Pull out every line with the word "三中全会精神".

◆ ◆ ◆ ◆ ◆ ◆ ◆

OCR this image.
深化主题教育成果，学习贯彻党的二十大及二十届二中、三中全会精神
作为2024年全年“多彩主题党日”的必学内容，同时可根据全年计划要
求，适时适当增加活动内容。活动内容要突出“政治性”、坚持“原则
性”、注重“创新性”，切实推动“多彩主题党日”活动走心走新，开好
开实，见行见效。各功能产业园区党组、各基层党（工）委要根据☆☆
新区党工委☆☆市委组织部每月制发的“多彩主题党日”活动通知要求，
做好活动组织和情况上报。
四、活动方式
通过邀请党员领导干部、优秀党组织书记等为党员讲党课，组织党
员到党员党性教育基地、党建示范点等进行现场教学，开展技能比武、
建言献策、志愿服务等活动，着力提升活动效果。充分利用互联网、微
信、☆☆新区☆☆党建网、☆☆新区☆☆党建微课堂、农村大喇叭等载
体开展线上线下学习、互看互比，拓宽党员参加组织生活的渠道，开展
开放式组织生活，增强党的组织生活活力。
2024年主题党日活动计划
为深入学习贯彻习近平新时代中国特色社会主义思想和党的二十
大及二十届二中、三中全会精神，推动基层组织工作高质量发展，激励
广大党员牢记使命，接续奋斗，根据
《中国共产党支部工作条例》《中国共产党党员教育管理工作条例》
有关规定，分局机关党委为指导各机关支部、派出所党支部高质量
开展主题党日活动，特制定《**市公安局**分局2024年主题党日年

◆ ◆ ◆ ◆ ◆ ◆ ◆

The completed task:
深化主题教育成果，学习贯彻党的二十大及二十届二中、三中全会精神
大及二十届二中、三中全会精神，推动基层组织工作高质量发展，激励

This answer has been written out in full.